Ваши задания ->
- 1) Дословно повторите часть отрывка о катарсисе между словами «Автор приходил к» и «об этой жизни.», включая оба этих места.
- 2) В строках данных между строкой, содержащей «53, 785, 121]», и строкой, содержащей «717, 994, 731]», включительно переименуйте «bullet-month» в «month-label», больше ничего не меняя. Выведите только эти строки целиком.

═══ Показанный отрывок ═══

Автор приходил к другому выводу: истинное художественное произведение, выдержавшее проверку временем, «заключает в себе непременно аффективное противоречие, вызывает взаимно противоположные ряды чувств и приводит их к короткому замыканию и уничтожению. Это и можно назвать истинным эффектом художественного произведения, и мы при этом подходим совершенно вплотную к тому понятию катарсиса, которое Аристотель положил в основу объяснения трагедии и упоминал неоднократно по поводу других искусств»

. Наилучшим образом иллюстрируется этот вывод анализом новеллы Бунина «Легкое дыхание». Житейская муть печально кончившейся беспутной жизни гимназистки Оли Мещерской контрастирует с ощущением легкого дыхания, весеннего ветра, каким пронизан рассказ об этой жизни.

Выготский справедливо усматривает причинную связь между эмоциональной многоплановостью художественного произведения и его способностью вызывать плодотворную эстетическую реакцию. «Автор считает твердо установленным, что художественное наслаждение не есть чистая рецепция, но требует высочайшей деятельности психики. Переживания искусства не воспринимаются душой, как куча зерен – мешком, скорее они требуют такого прорастания, какого требует семя на плодородной почве…»

═══ Исходные данные ═══

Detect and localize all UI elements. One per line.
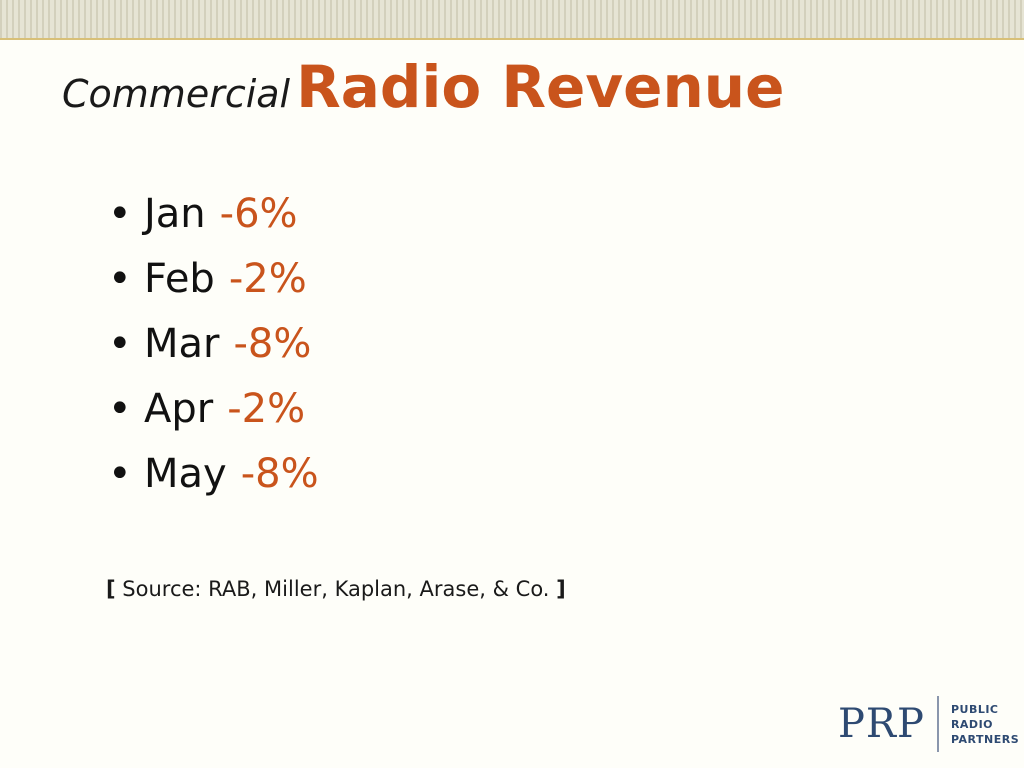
title-main: Radio Revenue	[296, 53, 785, 121]
logo-wordmark: PUBLIC RADIO PARTNERS	[951, 702, 1019, 747]
logo-line-partners: PARTNERS	[950, 732, 1020, 746]
bullet-icon: •	[108, 256, 132, 302]
source-close-bracket: ]	[556, 577, 566, 601]
bullet-month: Mar	[144, 321, 220, 367]
bullet-icon: •	[108, 191, 132, 237]
bullet-month: Feb	[144, 256, 215, 302]
bullet-item-apr: • Apr -2%	[108, 379, 319, 444]
source-text: Source: RAB, Miller, Kaplan, Arase, & Co…	[122, 577, 550, 601]
bullet-month: Apr	[144, 386, 214, 432]
header-band	[0, 0, 1024, 38]
logo-divider	[936, 696, 939, 752]
header-rule	[0, 38, 1024, 40]
prp-logo: PRP PUBLIC RADIO PARTNERS	[838, 694, 1019, 754]
bullet-value: -2%	[228, 256, 307, 302]
bullet-item-jan: • Jan -6%	[108, 184, 319, 249]
slide-title: Commercial Radio Revenue	[62, 58, 784, 116]
bullet-month: Jan	[144, 191, 206, 237]
bullet-icon: •	[108, 451, 132, 497]
logo-line-radio: RADIO	[950, 717, 994, 731]
bullet-item-may: • May -8%	[108, 444, 319, 509]
bullet-icon: •	[108, 321, 132, 367]
bullet-item-mar: • Mar -8%	[108, 314, 319, 379]
bullet-value: -8%	[240, 451, 319, 497]
bullet-icon: •	[108, 386, 132, 432]
bullet-month: May	[144, 451, 227, 497]
bullet-item-feb: • Feb -2%	[108, 249, 319, 314]
logo-mark: PRP	[838, 701, 925, 747]
bullet-value: -2%	[227, 386, 306, 432]
title-prefix: Commercial	[62, 72, 291, 116]
bullet-value: -6%	[219, 191, 298, 237]
source-open-bracket: [	[106, 577, 116, 601]
bullet-list: • Jan -6% • Feb -2% • Mar -8% • Apr -2% • May -8%	[108, 184, 319, 509]
bullet-value: -8%	[233, 321, 312, 367]
source-note: [ Source: RAB, Miller, Kaplan, Arase, & …	[106, 577, 566, 601]
logo-line-public: PUBLIC	[950, 702, 999, 716]
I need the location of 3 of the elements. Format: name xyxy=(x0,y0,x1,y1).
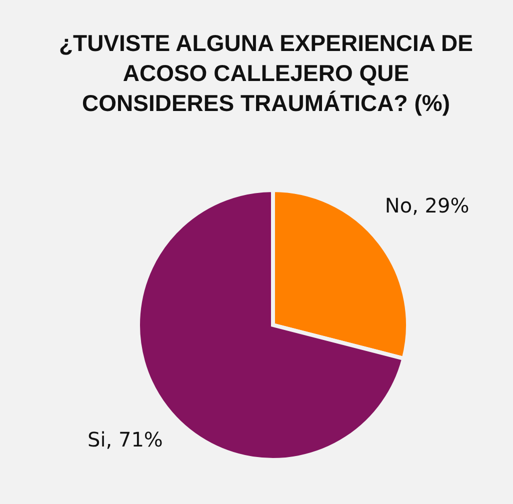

═══

Список ответов ->
- 1)
Автор приходил к другому выводу: истинное художественное произведение, выдержавшее проверку временем, «заключает в себе непременно аффективное противоречие, вызывает взаимно противоположные ряды чувств и приводит их к короткому замыканию и уничтожению. Это и можно назвать истинным эффектом художественного произведения, и мы при этом подходим совершенно вплотную к тому понятию катарсиса, которое Аристотель положил в основу объяснения трагедии и упоминал неоднократно по поводу других искусств»

. Наилучшим образом иллюстрируется этот вывод анализом новеллы Бунина «Легкое дыхание». Житейская муть печально кончившейся беспутной жизни гимназистки Оли Мещерской контрастирует с ощущением легкого дыхания, весеннего ветра, каким пронизан рассказ об этой жизни.

- 2)
title-main: Radio Revenue	[296, 53, 785, 121]
logo-wordmark: PUBLIC RADIO PARTNERS	[951, 702, 1019, 747]
logo-line-partners: PARTNERS	[950, 732, 1020, 746]
bullet-icon: •	[108, 256, 132, 302]
source-close-bracket: ]	[556, 577, 566, 601]
month-label: Mar	[144, 321, 220, 367]
bullet-icon: •	[108, 191, 132, 237]
month-label: Feb	[144, 256, 215, 302]
bullet-item-apr: • Apr -2%	[108, 379, 319, 444]
source-text: Source: RAB, Miller, Kaplan, Arase, & Co…	[122, 577, 550, 601]
month-label: Apr	[144, 386, 214, 432]
header-band	[0, 0, 1024, 38]
logo-divider	[936, 696, 939, 752]
header-rule	[0, 38, 1024, 40]
prp-logo: PRP PUBLIC RADIO PARTNERS	[838, 694, 1019, 754]
bullet-value: -2%	[228, 256, 307, 302]
bullet-item-jan: • Jan -6%	[108, 184, 319, 249]
slide-title: Commercial Radio Revenue	[62, 58, 784, 116]
month-label: Jan	[144, 191, 206, 237]
bullet-icon: •	[108, 451, 132, 497]
logo-line-radio: RADIO	[950, 717, 994, 731]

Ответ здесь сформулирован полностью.